_What is being asked:_ Go through the records underneath and write each one out again exactly.

** begin Information supplied **

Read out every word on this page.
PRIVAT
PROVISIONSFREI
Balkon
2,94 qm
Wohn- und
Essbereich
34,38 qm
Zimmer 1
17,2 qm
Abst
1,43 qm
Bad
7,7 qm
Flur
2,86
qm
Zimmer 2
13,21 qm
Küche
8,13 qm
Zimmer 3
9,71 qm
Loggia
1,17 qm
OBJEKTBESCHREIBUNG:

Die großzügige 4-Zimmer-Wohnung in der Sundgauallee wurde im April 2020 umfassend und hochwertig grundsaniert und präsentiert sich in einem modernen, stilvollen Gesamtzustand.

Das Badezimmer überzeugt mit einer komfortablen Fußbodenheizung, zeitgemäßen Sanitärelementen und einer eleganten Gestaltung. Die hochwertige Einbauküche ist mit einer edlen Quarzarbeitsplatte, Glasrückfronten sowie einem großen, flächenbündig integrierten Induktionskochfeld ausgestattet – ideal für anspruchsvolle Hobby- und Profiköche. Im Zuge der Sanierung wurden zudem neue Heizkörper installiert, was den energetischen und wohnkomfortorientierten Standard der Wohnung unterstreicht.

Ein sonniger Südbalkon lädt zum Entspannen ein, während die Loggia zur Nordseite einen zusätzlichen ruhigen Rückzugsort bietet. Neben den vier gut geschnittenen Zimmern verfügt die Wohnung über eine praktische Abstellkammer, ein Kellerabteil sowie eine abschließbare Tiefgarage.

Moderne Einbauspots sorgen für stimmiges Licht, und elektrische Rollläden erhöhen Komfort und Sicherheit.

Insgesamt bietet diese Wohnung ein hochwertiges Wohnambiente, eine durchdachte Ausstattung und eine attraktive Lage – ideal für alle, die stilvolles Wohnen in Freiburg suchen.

** end Information supplied **

_Solution for this problem:_
Read out every word on this page.
PRIVAT
PROVISIONSFREI
Balkon
2,94 qm
Wohn- und
Essbereich
34,38 qm
Zimmer 1
17,2 qm
Abst
1,43 qm
Bad
7,7 qm
Flur
2,86
qm
Zimmer 2
13,21 qm
Küche
8,13 qm
Zimmer 3
9,71 qm
Loggia
1,17 qm
OBJEKTBESCHREIBUNG:

Die großzügige 4-Zimmer-Wohnung in der Sundgauallee wurde im April 2020 umfassend und hochwertig grundsaniert und präsentiert sich in einem modernen, stilvollen Gesamtzustand.

Das Badezimmer überzeugt mit einer komfortablen Fußbodenheizung, zeitgemäßen Sanitärelementen und einer eleganten Gestaltung. Die hochwertige Einbauküche ist mit einer edlen Quarzarbeitsplatte, Glasrückfronten sowie einem großen, flächenbündig integrierten Induktionskochfeld ausgestattet – ideal für anspruchsvolle Hobby- und Profiköche. Im Zuge der Sanierung wurden zudem neue Heizkörper installiert, was den energetischen und wohnkomfortorientierten Standard der Wohnung unterstreicht.

Ein sonniger Südbalkon lädt zum Entspannen ein, während die Loggia zur Nordseite einen zusätzlichen ruhigen Rückzugsort bietet. Neben den vier gut geschnittenen Zimmern verfügt die Wohnung über eine praktische Abstellkammer, ein Kellerabteil sowie eine abschließbare Tiefgarage.

Moderne Einbauspots sorgen für stimmiges Licht, und elektrische Rollläden erhöhen Komfort und Sicherheit.

Insgesamt bietet diese Wohnung ein hochwertiges Wohnambiente, eine durchdachte Ausstattung und eine attraktive Lage – ideal für alle, die stilvolles Wohnen in Freiburg suchen.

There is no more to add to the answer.